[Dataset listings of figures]

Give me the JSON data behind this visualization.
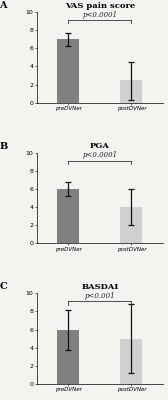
{
  "panels": [
    {
      "label": "A",
      "title": "VAS pain score",
      "bars": [
        {
          "x": 0,
          "height": 7.0,
          "yerr_low": 0.7,
          "yerr_high": 0.7,
          "color": "#808080",
          "tick": "preDVNer"
        },
        {
          "x": 1,
          "height": 2.5,
          "yerr_low": 2.2,
          "yerr_high": 2.0,
          "color": "#d0d0d0",
          "tick": "postDVNer"
        }
      ],
      "ylim": [
        0,
        10
      ],
      "yticks": [
        0,
        2,
        4,
        6,
        8,
        10
      ],
      "pvalue": "p<0.0001"
    },
    {
      "label": "B",
      "title": "PGA",
      "bars": [
        {
          "x": 0,
          "height": 6.0,
          "yerr_low": 0.8,
          "yerr_high": 0.8,
          "color": "#808080",
          "tick": "preDVNer"
        },
        {
          "x": 1,
          "height": 4.0,
          "yerr_low": 2.0,
          "yerr_high": 2.0,
          "color": "#d0d0d0",
          "tick": "postDVNer"
        }
      ],
      "ylim": [
        0,
        10
      ],
      "yticks": [
        0,
        2,
        4,
        6,
        8,
        10
      ],
      "pvalue": "p<0.0001"
    },
    {
      "label": "C",
      "title": "BASDAI",
      "bars": [
        {
          "x": 0,
          "height": 6.0,
          "yerr_low": 2.2,
          "yerr_high": 2.2,
          "color": "#808080",
          "tick": "preDVNer"
        },
        {
          "x": 1,
          "height": 5.0,
          "yerr_low": 3.8,
          "yerr_high": 3.8,
          "color": "#d0d0d0",
          "tick": "postDVNer"
        }
      ],
      "ylim": [
        0,
        10
      ],
      "yticks": [
        0,
        2,
        4,
        6,
        8,
        10
      ],
      "pvalue": "p<0.001"
    }
  ],
  "background_color": "#f5f3ef",
  "bar_width": 0.35,
  "errorbar_color": "#111111",
  "errorbar_linewidth": 0.9,
  "errorbar_capsize": 2.5,
  "ytick_fontsize": 4.5,
  "xtick_fontsize": 4.0,
  "title_fontsize": 6.0,
  "label_fontsize": 7.0,
  "pvalue_fontsize": 5.0,
  "xlim": [
    -0.5,
    1.5
  ]
}
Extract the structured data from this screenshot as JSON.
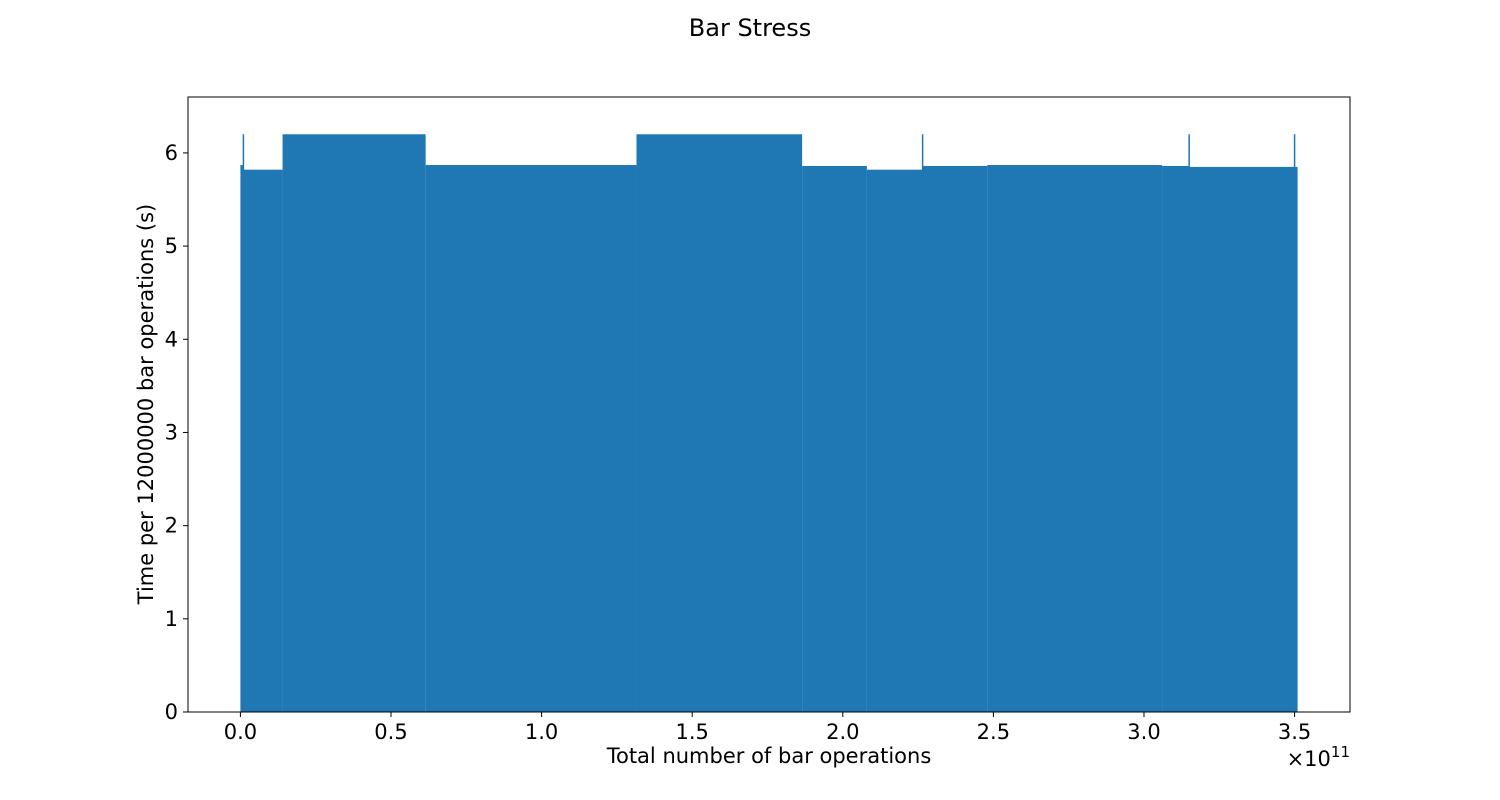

» PROBLEM TO WORK ON: Give an exact reproduction of every line, leaving out any picture.

» THE SOLUTION:
Give me the JSON data behind this visualization.
{
  "panels": [
    {
      "label": "A",
      "title": "VAS pain score",
      "bars": [
        {
          "x": 0,
          "height": 7.0,
          "yerr_low": 0.7,
          "yerr_high": 0.7,
          "color": "#808080",
          "tick": "preDVNer"
        },
        {
          "x": 1,
          "height": 2.5,
          "yerr_low": 2.2,
          "yerr_high": 2.0,
          "color": "#d0d0d0",
          "tick": "postDVNer"
        }
      ],
      "ylim": [
        0,
        10
      ],
      "yticks": [
        0,
        2,
        4,
        6,
        8,
        10
      ],
      "pvalue": "p<0.0001"
    },
    {
      "label": "B",
      "title": "PGA",
      "bars": [
        {
          "x": 0,
          "height": 6.0,
          "yerr_low": 0.8,
          "yerr_high": 0.8,
          "color": "#808080",
          "tick": "preDVNer"
        },
        {
          "x": 1,
          "height": 4.0,
          "yerr_low": 2.0,
          "yerr_high": 2.0,
          "color": "#d0d0d0",
          "tick": "postDVNer"
        }
      ],
      "ylim": [
        0,
        10
      ],
      "yticks": [
        0,
        2,
        4,
        6,
        8,
        10
      ],
      "pvalue": "p<0.0001"
    },
    {
      "label": "C",
      "title": "BASDAI",
      "bars": [
        {
          "x": 0,
          "height": 6.0,
          "yerr_low": 2.2,
          "yerr_high": 2.2,
          "color": "#808080",
          "tick": "preDVNer"
        },
        {
          "x": 1,
          "height": 5.0,
          "yerr_low": 3.8,
          "yerr_high": 3.8,
          "color": "#d0d0d0",
          "tick": "postDVNer"
        }
      ],
      "ylim": [
        0,
        10
      ],
      "yticks": [
        0,
        2,
        4,
        6,
        8,
        10
      ],
      "pvalue": "p<0.001"
    }
  ],
  "background_color": "#f5f3ef",
  "bar_width": 0.35,
  "errorbar_color": "#111111",
  "errorbar_linewidth": 0.9,
  "errorbar_capsize": 2.5,
  "ytick_fontsize": 4.5,
  "xtick_fontsize": 4.0,
  "title_fontsize": 6.0,
  "label_fontsize": 7.0,
  "pvalue_fontsize": 5.0,
  "xlim": [
    -0.5,
    1.5
  ]
}
Extract the structured data from this screenshot as JSON.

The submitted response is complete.